Goal — Pull out every line below that holds the word "anomaly".
----- Working data -----
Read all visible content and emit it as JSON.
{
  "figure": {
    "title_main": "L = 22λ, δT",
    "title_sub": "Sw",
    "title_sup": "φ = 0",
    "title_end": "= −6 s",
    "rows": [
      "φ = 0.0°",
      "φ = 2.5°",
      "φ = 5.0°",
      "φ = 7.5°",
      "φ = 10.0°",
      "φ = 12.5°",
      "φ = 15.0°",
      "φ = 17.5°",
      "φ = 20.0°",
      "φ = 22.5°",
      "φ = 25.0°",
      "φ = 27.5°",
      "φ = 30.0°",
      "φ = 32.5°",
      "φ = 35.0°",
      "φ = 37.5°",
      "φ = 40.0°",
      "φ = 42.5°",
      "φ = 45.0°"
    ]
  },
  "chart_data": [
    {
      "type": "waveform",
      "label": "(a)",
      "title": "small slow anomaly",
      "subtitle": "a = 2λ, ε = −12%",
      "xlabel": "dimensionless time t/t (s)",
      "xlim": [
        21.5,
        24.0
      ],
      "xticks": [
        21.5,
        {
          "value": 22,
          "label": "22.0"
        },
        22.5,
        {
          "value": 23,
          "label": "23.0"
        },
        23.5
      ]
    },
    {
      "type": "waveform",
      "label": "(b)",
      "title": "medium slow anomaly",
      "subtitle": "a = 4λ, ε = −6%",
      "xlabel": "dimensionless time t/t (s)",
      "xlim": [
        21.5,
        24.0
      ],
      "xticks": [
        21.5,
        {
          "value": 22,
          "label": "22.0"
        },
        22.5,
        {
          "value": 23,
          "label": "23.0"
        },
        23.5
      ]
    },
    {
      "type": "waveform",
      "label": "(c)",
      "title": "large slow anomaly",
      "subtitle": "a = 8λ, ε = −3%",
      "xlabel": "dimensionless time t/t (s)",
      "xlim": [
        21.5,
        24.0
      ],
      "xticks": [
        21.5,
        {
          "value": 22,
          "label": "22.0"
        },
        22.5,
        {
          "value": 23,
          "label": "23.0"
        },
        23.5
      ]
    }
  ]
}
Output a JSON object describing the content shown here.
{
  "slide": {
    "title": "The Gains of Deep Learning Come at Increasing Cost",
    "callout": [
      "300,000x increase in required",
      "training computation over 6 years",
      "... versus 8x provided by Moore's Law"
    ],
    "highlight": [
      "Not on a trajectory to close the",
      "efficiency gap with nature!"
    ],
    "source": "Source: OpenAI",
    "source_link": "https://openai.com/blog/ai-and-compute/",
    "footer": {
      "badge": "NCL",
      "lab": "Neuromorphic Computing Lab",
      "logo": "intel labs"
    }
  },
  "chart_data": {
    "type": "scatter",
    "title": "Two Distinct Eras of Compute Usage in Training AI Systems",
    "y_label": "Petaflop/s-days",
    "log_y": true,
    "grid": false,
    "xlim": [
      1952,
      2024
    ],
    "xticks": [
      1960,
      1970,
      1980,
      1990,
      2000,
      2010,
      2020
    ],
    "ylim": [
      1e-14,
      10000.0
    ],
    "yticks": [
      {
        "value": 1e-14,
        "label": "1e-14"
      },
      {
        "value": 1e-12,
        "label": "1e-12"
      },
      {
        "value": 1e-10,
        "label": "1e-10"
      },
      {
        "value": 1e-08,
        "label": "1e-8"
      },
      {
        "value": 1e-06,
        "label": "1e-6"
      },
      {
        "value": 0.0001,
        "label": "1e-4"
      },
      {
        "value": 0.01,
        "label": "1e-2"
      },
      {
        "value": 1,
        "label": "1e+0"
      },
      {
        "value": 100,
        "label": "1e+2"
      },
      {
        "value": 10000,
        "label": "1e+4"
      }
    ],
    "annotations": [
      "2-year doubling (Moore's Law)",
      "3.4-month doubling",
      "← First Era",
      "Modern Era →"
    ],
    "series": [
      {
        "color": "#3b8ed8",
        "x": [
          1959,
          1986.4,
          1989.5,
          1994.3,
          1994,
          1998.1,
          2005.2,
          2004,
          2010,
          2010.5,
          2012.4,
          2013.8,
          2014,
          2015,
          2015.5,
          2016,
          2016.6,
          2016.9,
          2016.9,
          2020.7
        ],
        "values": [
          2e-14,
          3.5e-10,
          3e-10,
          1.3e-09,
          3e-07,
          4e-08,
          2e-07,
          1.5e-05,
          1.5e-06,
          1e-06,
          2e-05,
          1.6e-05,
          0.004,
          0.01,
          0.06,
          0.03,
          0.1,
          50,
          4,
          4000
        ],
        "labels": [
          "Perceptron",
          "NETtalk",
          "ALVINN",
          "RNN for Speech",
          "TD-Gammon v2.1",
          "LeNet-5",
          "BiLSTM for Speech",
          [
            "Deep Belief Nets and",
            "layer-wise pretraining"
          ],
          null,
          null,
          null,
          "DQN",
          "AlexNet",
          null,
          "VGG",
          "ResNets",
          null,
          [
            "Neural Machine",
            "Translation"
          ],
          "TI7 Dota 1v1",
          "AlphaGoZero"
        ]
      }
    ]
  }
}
-----
Written response —
      "title": "small slow anomaly",
      "title": "medium slow anomaly",
      "title": "large slow anomaly",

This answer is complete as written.